• Data to process:
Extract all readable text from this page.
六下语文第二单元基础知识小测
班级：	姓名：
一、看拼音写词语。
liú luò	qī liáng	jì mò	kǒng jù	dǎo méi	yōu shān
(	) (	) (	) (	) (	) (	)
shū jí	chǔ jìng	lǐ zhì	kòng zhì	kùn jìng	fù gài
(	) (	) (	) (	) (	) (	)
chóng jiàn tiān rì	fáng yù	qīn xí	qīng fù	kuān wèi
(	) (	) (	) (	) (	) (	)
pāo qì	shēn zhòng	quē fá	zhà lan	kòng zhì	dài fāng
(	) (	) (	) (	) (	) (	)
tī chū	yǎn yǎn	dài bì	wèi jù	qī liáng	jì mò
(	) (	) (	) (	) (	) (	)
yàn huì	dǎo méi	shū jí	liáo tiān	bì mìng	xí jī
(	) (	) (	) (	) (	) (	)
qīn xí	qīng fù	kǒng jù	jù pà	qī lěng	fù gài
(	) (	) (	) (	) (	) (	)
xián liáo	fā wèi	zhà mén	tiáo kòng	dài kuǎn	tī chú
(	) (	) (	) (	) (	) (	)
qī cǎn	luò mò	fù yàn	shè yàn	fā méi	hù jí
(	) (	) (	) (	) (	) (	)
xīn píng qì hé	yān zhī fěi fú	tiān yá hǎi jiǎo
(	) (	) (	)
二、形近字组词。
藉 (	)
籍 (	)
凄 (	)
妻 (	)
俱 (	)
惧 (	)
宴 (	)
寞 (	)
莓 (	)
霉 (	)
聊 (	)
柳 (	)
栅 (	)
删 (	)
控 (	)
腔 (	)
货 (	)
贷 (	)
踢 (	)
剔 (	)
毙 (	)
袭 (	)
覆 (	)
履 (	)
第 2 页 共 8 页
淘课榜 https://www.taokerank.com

• Required work:
Using the listing above, reproduce each line without omission.

• Task answer:
Extract all readable text from this page.
六下语文第二单元基础知识小测
班级：	姓名：
一、看拼音写词语。
liú luò	qī liáng	jì mò	kǒng jù	dǎo méi	yōu shān
(	) (	) (	) (	) (	) (	)
shū jí	chǔ jìng	lǐ zhì	kòng zhì	kùn jìng	fù gài
(	) (	) (	) (	) (	) (	)
chóng jiàn tiān rì	fáng yù	qīn xí	qīng fù	kuān wèi
(	) (	) (	) (	) (	) (	)
pāo qì	shēn zhòng	quē fá	zhà lan	kòng zhì	dài fāng
(	) (	) (	) (	) (	) (	)
tī chū	yǎn yǎn	dài bì	wèi jù	qī liáng	jì mò
(	) (	) (	) (	) (	) (	)
yàn huì	dǎo méi	shū jí	liáo tiān	bì mìng	xí jī
(	) (	) (	) (	) (	) (	)
qīn xí	qīng fù	kǒng jù	jù pà	qī lěng	fù gài
(	) (	) (	) (	) (	) (	)
xián liáo	fā wèi	zhà mén	tiáo kòng	dài kuǎn	tī chú
(	) (	) (	) (	) (	) (	)
qī cǎn	luò mò	fù yàn	shè yàn	fā méi	hù jí
(	) (	) (	) (	) (	) (	)
xīn píng qì hé	yān zhī fěi fú	tiān yá hǎi jiǎo
(	) (	) (	)
二、形近字组词。
藉 (	)
籍 (	)
凄 (	)
妻 (	)
俱 (	)
惧 (	)
宴 (	)
寞 (	)
莓 (	)
霉 (	)
聊 (	)
柳 (	)
栅 (	)
删 (	)
控 (	)
腔 (	)
货 (	)
贷 (	)
踢 (	)
剔 (	)
毙 (	)
袭 (	)
覆 (	)
履 (	)
第 2 页 共 8 页
淘课榜 https://www.taokerank.com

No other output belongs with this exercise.